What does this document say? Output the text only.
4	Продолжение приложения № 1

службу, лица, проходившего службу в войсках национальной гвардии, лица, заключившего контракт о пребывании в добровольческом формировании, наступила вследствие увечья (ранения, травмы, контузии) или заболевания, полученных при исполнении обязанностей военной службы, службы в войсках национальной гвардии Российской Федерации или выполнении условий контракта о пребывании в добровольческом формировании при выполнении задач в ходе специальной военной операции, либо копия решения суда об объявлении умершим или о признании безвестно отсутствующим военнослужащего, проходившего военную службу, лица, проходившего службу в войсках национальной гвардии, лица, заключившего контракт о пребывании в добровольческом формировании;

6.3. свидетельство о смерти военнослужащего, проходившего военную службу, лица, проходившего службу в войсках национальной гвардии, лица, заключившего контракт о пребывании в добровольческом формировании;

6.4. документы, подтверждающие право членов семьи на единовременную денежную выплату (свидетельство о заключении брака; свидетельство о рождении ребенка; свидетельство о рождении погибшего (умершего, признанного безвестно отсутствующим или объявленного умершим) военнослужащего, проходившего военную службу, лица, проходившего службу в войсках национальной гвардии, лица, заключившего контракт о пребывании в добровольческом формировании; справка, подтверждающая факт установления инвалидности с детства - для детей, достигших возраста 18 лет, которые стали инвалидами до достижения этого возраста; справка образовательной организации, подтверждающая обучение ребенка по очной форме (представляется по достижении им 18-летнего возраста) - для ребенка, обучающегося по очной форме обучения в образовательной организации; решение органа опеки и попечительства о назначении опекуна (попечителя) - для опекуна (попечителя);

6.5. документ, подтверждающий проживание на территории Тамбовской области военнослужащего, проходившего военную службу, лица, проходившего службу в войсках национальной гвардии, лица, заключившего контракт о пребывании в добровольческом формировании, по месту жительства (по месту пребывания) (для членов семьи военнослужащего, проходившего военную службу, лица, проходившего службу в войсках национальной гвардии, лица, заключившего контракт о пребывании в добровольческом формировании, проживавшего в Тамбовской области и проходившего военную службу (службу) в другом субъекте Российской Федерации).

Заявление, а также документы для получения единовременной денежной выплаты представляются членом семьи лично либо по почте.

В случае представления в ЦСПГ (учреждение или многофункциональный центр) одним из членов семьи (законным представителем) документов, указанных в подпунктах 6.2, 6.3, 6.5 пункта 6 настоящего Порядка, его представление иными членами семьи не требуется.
=======
* Aim of the task: Extract all of the data shown above and repeat it verbatim.

* Expected answer:
What does this document say? Output the text only.
4	Продолжение приложения № 1

службу, лица, проходившего службу в войсках национальной гвардии, лица, заключившего контракт о пребывании в добровольческом формировании, наступила вследствие увечья (ранения, травмы, контузии) или заболевания, полученных при исполнении обязанностей военной службы, службы в войсках национальной гвардии Российской Федерации или выполнении условий контракта о пребывании в добровольческом формировании при выполнении задач в ходе специальной военной операции, либо копия решения суда об объявлении умершим или о признании безвестно отсутствующим военнослужащего, проходившего военную службу, лица, проходившего службу в войсках национальной гвардии, лица, заключившего контракт о пребывании в добровольческом формировании;

6.3. свидетельство о смерти военнослужащего, проходившего военную службу, лица, проходившего службу в войсках национальной гвардии, лица, заключившего контракт о пребывании в добровольческом формировании;

6.4. документы, подтверждающие право членов семьи на единовременную денежную выплату (свидетельство о заключении брака; свидетельство о рождении ребенка; свидетельство о рождении погибшего (умершего, признанного безвестно отсутствующим или объявленного умершим) военнослужащего, проходившего военную службу, лица, проходившего службу в войсках национальной гвардии, лица, заключившего контракт о пребывании в добровольческом формировании; справка, подтверждающая факт установления инвалидности с детства - для детей, достигших возраста 18 лет, которые стали инвалидами до достижения этого возраста; справка образовательной организации, подтверждающая обучение ребенка по очной форме (представляется по достижении им 18-летнего возраста) - для ребенка, обучающегося по очной форме обучения в образовательной организации; решение органа опеки и попечительства о назначении опекуна (попечителя) - для опекуна (попечителя);

6.5. документ, подтверждающий проживание на территории Тамбовской области военнослужащего, проходившего военную службу, лица, проходившего службу в войсках национальной гвардии, лица, заключившего контракт о пребывании в добровольческом формировании, по месту жительства (по месту пребывания) (для членов семьи военнослужащего, проходившего военную службу, лица, проходившего службу в войсках национальной гвардии, лица, заключившего контракт о пребывании в добровольческом формировании, проживавшего в Тамбовской области и проходившего военную службу (службу) в другом субъекте Российской Федерации).

Заявление, а также документы для получения единовременной денежной выплаты представляются членом семьи лично либо по почте.

В случае представления в ЦСПГ (учреждение или многофункциональный центр) одним из членов семьи (законным представителем) документов, указанных в подпунктах 6.2, 6.3, 6.5 пункта 6 настоящего Порядка, его представление иными членами семьи не требуется.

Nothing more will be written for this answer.